◆ STATED TASK: Output all of the records exactly as written.

BEGIN RAW RECORDS

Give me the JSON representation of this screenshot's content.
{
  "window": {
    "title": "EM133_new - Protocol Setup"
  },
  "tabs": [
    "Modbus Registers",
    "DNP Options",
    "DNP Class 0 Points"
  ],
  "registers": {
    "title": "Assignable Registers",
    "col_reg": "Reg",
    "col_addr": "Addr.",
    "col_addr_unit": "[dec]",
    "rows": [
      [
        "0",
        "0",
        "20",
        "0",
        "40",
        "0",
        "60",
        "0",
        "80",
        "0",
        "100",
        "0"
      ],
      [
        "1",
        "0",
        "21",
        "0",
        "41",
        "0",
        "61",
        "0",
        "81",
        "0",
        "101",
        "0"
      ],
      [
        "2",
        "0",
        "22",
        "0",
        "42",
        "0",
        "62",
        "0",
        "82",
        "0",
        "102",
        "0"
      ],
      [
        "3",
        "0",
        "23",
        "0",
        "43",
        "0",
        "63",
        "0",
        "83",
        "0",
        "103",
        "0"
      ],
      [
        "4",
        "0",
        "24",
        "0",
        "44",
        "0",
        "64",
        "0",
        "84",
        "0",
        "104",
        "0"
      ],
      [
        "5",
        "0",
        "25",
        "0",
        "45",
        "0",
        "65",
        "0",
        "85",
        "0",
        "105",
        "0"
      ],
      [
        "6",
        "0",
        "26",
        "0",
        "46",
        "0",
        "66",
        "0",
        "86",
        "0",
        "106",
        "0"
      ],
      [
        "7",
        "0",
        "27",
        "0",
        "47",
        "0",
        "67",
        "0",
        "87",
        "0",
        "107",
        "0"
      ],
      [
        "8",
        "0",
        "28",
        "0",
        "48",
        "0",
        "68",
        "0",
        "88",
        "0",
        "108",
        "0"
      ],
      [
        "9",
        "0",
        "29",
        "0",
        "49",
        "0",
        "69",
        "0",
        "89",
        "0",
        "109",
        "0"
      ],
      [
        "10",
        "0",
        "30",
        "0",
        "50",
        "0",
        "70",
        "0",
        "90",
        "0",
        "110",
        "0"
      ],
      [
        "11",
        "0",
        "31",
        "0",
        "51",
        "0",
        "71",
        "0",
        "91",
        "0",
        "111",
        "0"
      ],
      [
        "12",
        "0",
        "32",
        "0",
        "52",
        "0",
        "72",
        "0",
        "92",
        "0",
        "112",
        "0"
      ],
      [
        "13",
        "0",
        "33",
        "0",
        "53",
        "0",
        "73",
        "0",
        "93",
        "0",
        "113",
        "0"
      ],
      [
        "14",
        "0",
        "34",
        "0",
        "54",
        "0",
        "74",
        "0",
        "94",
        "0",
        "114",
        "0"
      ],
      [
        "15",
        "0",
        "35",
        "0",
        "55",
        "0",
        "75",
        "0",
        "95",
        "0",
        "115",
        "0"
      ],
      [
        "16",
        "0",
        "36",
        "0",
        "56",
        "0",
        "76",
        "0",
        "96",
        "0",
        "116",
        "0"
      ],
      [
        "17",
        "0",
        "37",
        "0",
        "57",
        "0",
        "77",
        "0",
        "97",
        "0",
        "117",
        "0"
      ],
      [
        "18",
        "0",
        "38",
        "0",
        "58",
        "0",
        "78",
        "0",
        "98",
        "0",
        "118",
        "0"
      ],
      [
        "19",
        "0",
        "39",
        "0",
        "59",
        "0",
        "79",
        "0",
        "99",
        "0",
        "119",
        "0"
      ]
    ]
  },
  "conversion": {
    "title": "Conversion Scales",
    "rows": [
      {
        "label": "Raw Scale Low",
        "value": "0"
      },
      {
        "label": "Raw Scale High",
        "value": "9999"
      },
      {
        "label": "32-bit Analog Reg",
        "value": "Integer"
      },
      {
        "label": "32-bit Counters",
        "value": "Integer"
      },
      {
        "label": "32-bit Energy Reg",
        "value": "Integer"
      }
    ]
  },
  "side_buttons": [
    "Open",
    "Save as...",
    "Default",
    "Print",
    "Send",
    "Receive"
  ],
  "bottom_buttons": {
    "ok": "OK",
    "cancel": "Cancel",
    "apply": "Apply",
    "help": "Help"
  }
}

END RAW RECORDS

◆ ANSWER TO THE PROBLEM:
Give me the JSON representation of this screenshot's content.
{
  "window": {
    "title": "EM133_new - Protocol Setup"
  },
  "tabs": [
    "Modbus Registers",
    "DNP Options",
    "DNP Class 0 Points"
  ],
  "registers": {
    "title": "Assignable Registers",
    "col_reg": "Reg",
    "col_addr": "Addr.",
    "col_addr_unit": "[dec]",
    "rows": [
      [
        "0",
        "0",
        "20",
        "0",
        "40",
        "0",
        "60",
        "0",
        "80",
        "0",
        "100",
        "0"
      ],
      [
        "1",
        "0",
        "21",
        "0",
        "41",
        "0",
        "61",
        "0",
        "81",
        "0",
        "101",
        "0"
      ],
      [
        "2",
        "0",
        "22",
        "0",
        "42",
        "0",
        "62",
        "0",
        "82",
        "0",
        "102",
        "0"
      ],
      [
        "3",
        "0",
        "23",
        "0",
        "43",
        "0",
        "63",
        "0",
        "83",
        "0",
        "103",
        "0"
      ],
      [
        "4",
        "0",
        "24",
        "0",
        "44",
        "0",
        "64",
        "0",
        "84",
        "0",
        "104",
        "0"
      ],
      [
        "5",
        "0",
        "25",
        "0",
        "45",
        "0",
        "65",
        "0",
        "85",
        "0",
        "105",
        "0"
      ],
      [
        "6",
        "0",
        "26",
        "0",
        "46",
        "0",
        "66",
        "0",
        "86",
        "0",
        "106",
        "0"
      ],
      [
        "7",
        "0",
        "27",
        "0",
        "47",
        "0",
        "67",
        "0",
        "87",
        "0",
        "107",
        "0"
      ],
      [
        "8",
        "0",
        "28",
        "0",
        "48",
        "0",
        "68",
        "0",
        "88",
        "0",
        "108",
        "0"
      ],
      [
        "9",
        "0",
        "29",
        "0",
        "49",
        "0",
        "69",
        "0",
        "89",
        "0",
        "109",
        "0"
      ],
      [
        "10",
        "0",
        "30",
        "0",
        "50",
        "0",
        "70",
        "0",
        "90",
        "0",
        "110",
        "0"
      ],
      [
        "11",
        "0",
        "31",
        "0",
        "51",
        "0",
        "71",
        "0",
        "91",
        "0",
        "111",
        "0"
      ],
      [
        "12",
        "0",
        "32",
        "0",
        "52",
        "0",
        "72",
        "0",
        "92",
        "0",
        "112",
        "0"
      ],
      [
        "13",
        "0",
        "33",
        "0",
        "53",
        "0",
        "73",
        "0",
        "93",
        "0",
        "113",
        "0"
      ],
      [
        "14",
        "0",
        "34",
        "0",
        "54",
        "0",
        "74",
        "0",
        "94",
        "0",
        "114",
        "0"
      ],
      [
        "15",
        "0",
        "35",
        "0",
        "55",
        "0",
        "75",
        "0",
        "95",
        "0",
        "115",
        "0"
      ],
      [
        "16",
        "0",
        "36",
        "0",
        "56",
        "0",
        "76",
        "0",
        "96",
        "0",
        "116",
        "0"
      ],
      [
        "17",
        "0",
        "37",
        "0",
        "57",
        "0",
        "77",
        "0",
        "97",
        "0",
        "117",
        "0"
      ],
      [
        "18",
        "0",
        "38",
        "0",
        "58",
        "0",
        "78",
        "0",
        "98",
        "0",
        "118",
        "0"
      ],
      [
        "19",
        "0",
        "39",
        "0",
        "59",
        "0",
        "79",
        "0",
        "99",
        "0",
        "119",
        "0"
      ]
    ]
  },
  "conversion": {
    "title": "Conversion Scales",
    "rows": [
      {
        "label": "Raw Scale Low",
        "value": "0"
      },
      {
        "label": "Raw Scale High",
        "value": "9999"
      },
      {
        "label": "32-bit Analog Reg",
        "value": "Integer"
      },
      {
        "label": "32-bit Counters",
        "value": "Integer"
      },
      {
        "label": "32-bit Energy Reg",
        "value": "Integer"
      }
    ]
  },
  "side_buttons": [
    "Open",
    "Save as...",
    "Default",
    "Print",
    "Send",
    "Receive"
  ],
  "bottom_buttons": {
    "ok": "OK",
    "cancel": "Cancel",
    "apply": "Apply",
    "help": "Help"
  }
}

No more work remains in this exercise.